§ Task statement: Exclude the pictures; give every entry again exactly as written.
──────── Data supplied
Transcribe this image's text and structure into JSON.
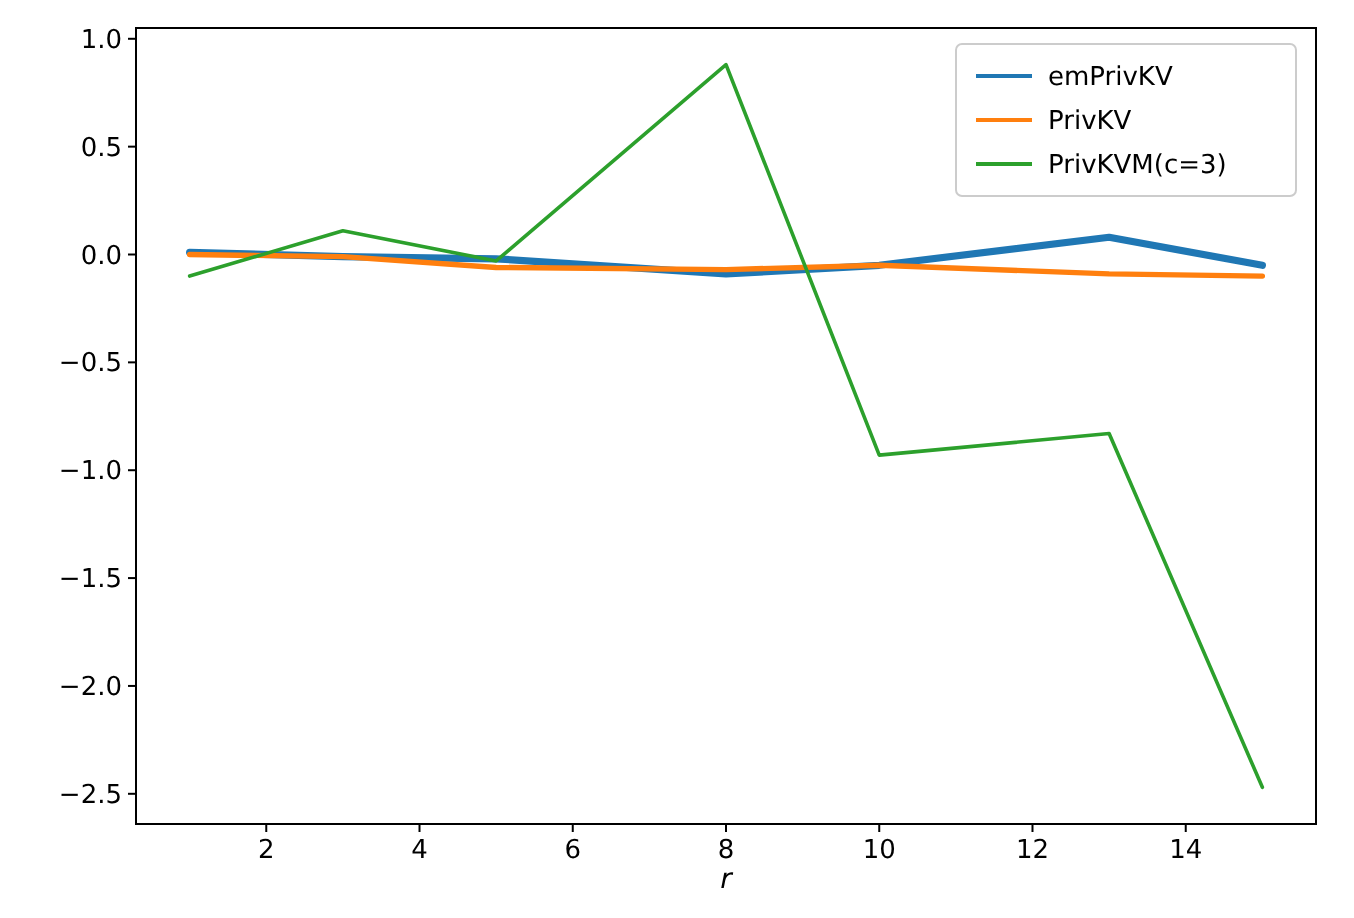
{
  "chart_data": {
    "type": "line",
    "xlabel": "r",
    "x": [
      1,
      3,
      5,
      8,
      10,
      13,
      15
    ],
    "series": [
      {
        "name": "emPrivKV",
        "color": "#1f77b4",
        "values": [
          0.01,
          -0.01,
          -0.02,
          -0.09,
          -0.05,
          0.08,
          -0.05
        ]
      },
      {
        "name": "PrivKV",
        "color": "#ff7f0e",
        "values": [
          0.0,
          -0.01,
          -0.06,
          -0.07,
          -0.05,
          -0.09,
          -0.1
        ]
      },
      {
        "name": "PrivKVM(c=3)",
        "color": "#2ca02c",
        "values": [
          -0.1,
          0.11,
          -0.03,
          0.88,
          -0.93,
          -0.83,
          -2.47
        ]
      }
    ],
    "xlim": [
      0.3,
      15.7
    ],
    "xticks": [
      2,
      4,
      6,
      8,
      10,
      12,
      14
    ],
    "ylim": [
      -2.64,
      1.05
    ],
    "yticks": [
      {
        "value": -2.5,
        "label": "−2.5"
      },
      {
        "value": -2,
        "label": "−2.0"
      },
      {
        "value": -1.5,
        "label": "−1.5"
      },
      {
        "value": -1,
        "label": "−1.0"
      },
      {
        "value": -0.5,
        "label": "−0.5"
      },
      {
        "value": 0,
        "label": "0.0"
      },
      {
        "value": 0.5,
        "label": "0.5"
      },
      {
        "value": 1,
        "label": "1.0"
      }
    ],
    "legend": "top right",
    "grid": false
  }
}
────────────────
§ Response to this exercise:
Transcribe this image's text and structure into JSON.
{
  "chart_data": {
    "type": "line",
    "xlabel": "r",
    "x": [
      1,
      3,
      5,
      8,
      10,
      13,
      15
    ],
    "series": [
      {
        "name": "emPrivKV",
        "color": "#1f77b4",
        "values": [
          0.01,
          -0.01,
          -0.02,
          -0.09,
          -0.05,
          0.08,
          -0.05
        ]
      },
      {
        "name": "PrivKV",
        "color": "#ff7f0e",
        "values": [
          0.0,
          -0.01,
          -0.06,
          -0.07,
          -0.05,
          -0.09,
          -0.1
        ]
      },
      {
        "name": "PrivKVM(c=3)",
        "color": "#2ca02c",
        "values": [
          -0.1,
          0.11,
          -0.03,
          0.88,
          -0.93,
          -0.83,
          -2.47
        ]
      }
    ],
    "xlim": [
      0.3,
      15.7
    ],
    "xticks": [
      2,
      4,
      6,
      8,
      10,
      12,
      14
    ],
    "ylim": [
      -2.64,
      1.05
    ],
    "yticks": [
      {
        "value": -2.5,
        "label": "−2.5"
      },
      {
        "value": -2,
        "label": "−2.0"
      },
      {
        "value": -1.5,
        "label": "−1.5"
      },
      {
        "value": -1,
        "label": "−1.0"
      },
      {
        "value": -0.5,
        "label": "−0.5"
      },
      {
        "value": 0,
        "label": "0.0"
      },
      {
        "value": 0.5,
        "label": "0.5"
      },
      {
        "value": 1,
        "label": "1.0"
      }
    ],
    "legend": "top right",
    "grid": false
  }
}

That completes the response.